## DATASET
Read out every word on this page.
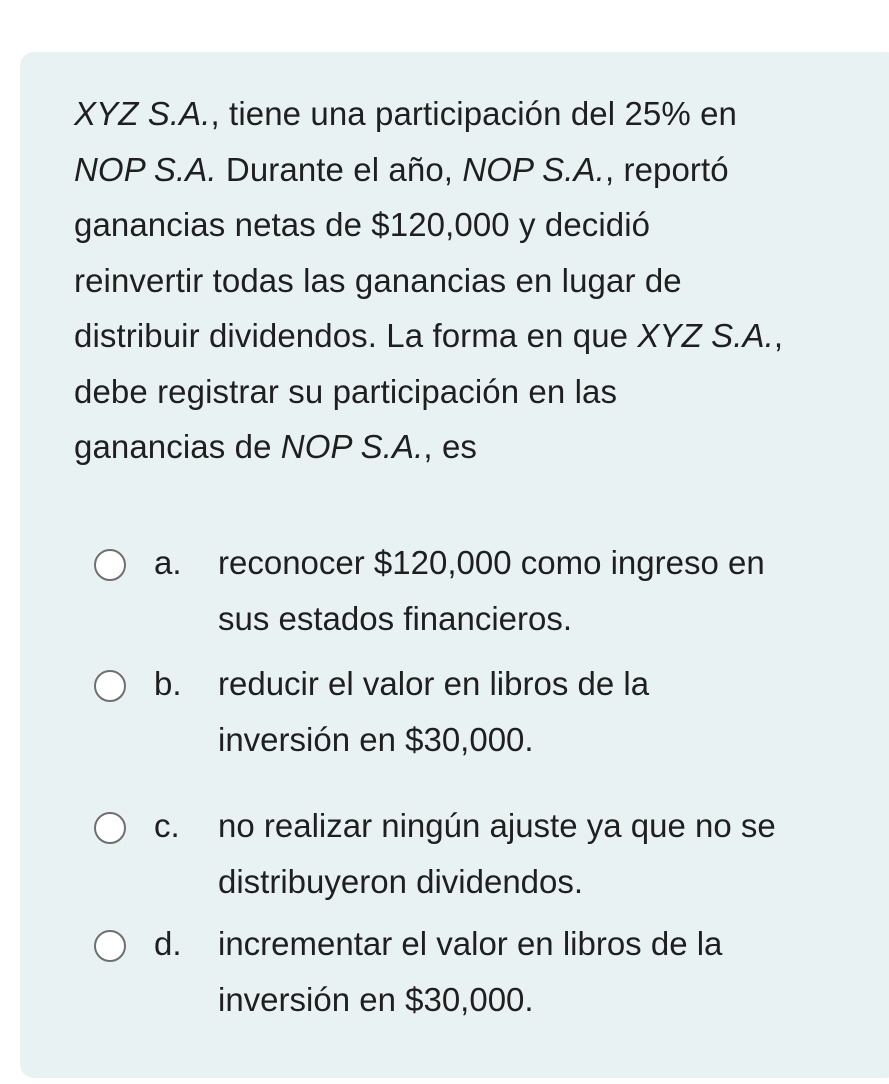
XYZ S.A., tiene una participación del 25% en
NOP S.A. Durante el año, NOP S.A., reportó
ganancias netas de $120,000 y decidió
reinvertir todas las ganancias en lugar de
distribuir dividendos. La forma en que XYZ S.A.,
debe registrar su participación en las
ganancias de NOP S.A., es
a. reconocer $120,000 como ingreso en
sus estados financieros.
b. reducir el valor en libros de la
inversión en $30,000.
c. no realizar ningún ajuste ya que no se
distribuyeron dividendos.
d. incrementar el valor en libros de la
inversión en $30,000.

## WORK TO BE COMPLETED
Skip the pictures, then retype every line above exactly.

## RESULT OF THE TASK
Read out every word on this page.
XYZ S.A., tiene una participación del 25% en
NOP S.A. Durante el año, NOP S.A., reportó
ganancias netas de $120,000 y decidió
reinvertir todas las ganancias en lugar de
distribuir dividendos. La forma en que XYZ S.A.,
debe registrar su participación en las
ganancias de NOP S.A., es
a. reconocer $120,000 como ingreso en
sus estados financieros.
b. reducir el valor en libros de la
inversión en $30,000.
c. no realizar ningún ajuste ya que no se
distribuyeron dividendos.
d. incrementar el valor en libros de la
inversión en $30,000.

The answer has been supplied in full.